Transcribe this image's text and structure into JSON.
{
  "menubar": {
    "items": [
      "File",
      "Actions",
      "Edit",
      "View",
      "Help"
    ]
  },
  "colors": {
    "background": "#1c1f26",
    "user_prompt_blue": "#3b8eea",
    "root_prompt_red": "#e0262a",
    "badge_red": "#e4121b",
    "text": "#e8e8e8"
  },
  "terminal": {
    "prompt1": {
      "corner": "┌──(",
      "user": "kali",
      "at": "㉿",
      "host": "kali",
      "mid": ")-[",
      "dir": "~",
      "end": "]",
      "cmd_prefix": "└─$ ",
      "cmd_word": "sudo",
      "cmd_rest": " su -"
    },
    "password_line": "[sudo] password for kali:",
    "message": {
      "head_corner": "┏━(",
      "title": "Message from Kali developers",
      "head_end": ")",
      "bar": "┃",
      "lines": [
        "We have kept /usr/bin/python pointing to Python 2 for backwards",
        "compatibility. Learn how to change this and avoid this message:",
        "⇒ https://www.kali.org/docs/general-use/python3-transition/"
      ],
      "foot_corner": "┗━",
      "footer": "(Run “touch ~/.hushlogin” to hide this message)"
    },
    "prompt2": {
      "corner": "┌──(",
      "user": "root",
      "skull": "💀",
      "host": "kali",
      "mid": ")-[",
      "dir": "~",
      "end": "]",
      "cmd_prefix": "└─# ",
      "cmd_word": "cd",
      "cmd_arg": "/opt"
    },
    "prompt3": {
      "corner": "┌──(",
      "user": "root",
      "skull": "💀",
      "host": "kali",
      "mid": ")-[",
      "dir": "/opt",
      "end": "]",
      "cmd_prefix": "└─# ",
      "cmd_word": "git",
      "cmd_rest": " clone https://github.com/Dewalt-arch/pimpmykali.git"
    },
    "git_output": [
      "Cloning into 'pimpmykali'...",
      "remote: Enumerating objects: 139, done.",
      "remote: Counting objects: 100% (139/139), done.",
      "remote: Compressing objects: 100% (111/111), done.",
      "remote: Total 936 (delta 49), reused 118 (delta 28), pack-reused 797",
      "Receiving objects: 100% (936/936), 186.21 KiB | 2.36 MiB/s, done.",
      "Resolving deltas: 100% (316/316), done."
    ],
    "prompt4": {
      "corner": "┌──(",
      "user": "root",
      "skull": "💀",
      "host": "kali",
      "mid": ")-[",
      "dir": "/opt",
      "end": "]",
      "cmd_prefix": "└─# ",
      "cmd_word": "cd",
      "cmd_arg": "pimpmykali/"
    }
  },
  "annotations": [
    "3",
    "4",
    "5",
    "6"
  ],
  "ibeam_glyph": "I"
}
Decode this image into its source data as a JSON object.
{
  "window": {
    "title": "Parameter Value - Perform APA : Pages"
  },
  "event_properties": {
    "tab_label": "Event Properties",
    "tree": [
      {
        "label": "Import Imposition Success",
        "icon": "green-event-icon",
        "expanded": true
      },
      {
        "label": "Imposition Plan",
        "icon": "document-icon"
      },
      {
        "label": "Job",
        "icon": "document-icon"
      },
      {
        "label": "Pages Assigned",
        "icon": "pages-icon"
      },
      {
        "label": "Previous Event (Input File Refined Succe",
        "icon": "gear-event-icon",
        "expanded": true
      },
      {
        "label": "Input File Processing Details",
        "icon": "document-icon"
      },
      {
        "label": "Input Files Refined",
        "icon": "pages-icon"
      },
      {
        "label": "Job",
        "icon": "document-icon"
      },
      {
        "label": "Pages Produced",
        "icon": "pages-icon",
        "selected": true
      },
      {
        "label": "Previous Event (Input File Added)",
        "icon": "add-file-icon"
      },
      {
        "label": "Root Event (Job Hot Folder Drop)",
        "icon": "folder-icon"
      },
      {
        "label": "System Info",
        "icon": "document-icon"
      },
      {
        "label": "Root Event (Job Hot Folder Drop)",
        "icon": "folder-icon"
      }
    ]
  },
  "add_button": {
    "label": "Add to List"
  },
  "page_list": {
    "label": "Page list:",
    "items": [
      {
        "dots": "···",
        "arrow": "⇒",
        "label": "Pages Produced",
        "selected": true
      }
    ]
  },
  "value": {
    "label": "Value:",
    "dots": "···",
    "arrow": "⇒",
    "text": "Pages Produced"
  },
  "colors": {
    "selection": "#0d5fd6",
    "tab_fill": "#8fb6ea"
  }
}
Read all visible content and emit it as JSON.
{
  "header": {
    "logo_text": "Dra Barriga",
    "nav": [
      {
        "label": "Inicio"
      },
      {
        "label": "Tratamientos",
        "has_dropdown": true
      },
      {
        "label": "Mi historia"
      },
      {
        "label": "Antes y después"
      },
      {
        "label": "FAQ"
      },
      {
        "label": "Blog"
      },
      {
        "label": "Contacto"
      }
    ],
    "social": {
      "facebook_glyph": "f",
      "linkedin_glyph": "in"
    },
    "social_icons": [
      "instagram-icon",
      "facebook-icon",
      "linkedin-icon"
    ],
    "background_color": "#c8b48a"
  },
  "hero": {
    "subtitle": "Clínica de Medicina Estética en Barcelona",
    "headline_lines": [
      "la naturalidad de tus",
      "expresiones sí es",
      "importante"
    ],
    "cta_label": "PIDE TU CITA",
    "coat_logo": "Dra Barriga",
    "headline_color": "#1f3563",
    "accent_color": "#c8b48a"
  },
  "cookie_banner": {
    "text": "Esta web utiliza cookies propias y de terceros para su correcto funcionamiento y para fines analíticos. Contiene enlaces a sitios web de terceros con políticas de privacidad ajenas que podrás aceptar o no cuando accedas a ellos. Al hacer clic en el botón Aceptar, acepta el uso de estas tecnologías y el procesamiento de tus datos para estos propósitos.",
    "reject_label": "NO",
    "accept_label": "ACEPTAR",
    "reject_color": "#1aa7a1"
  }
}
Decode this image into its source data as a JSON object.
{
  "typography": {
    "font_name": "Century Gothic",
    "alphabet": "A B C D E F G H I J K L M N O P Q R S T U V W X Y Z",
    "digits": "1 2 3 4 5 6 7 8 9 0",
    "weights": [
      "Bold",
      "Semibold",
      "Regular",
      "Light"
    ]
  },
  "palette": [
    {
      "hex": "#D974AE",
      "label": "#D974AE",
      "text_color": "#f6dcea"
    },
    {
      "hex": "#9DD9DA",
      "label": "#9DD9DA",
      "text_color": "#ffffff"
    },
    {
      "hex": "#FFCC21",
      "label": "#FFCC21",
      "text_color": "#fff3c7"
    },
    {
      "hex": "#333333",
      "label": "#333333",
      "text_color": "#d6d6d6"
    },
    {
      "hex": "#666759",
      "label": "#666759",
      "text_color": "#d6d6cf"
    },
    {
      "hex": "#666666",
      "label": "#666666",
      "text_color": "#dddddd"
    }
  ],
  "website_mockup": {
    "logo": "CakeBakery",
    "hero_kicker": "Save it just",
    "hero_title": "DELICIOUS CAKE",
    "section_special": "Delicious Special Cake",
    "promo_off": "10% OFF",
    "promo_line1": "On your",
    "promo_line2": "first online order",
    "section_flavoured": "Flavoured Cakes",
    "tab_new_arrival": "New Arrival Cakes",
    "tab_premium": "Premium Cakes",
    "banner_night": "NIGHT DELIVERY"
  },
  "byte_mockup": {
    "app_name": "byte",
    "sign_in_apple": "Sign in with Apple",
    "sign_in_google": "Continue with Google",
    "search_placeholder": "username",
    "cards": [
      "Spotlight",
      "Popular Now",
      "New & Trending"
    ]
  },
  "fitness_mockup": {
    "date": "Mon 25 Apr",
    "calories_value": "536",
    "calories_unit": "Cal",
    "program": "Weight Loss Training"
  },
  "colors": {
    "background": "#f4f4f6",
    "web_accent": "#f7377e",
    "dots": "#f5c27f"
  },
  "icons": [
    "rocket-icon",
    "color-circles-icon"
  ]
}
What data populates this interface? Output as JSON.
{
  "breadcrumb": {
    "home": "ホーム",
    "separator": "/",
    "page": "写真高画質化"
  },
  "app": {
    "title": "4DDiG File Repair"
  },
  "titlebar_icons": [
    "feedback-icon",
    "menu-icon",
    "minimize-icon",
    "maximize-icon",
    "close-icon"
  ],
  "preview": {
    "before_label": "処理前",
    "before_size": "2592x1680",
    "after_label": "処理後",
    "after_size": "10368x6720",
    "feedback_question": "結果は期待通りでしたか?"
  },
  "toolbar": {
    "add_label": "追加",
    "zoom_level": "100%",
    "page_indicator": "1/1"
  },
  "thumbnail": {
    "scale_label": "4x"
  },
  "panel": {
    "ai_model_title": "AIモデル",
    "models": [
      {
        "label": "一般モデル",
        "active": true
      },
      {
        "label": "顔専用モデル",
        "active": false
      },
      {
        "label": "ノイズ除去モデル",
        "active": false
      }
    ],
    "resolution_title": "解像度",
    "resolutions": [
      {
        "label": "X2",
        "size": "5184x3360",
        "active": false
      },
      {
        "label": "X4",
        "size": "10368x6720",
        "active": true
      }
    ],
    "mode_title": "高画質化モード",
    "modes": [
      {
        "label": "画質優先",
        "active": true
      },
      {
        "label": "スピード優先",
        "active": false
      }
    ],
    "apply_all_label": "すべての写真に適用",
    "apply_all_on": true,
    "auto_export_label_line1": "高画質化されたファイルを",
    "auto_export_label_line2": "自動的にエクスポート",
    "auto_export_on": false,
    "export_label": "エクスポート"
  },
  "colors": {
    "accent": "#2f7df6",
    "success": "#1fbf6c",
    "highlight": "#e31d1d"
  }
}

____________________

- _INSTRUCTION_: For the records above, state how many lines include the string "with", giving the number and nothing else.

- _EXERCISE SOLUTION_: 2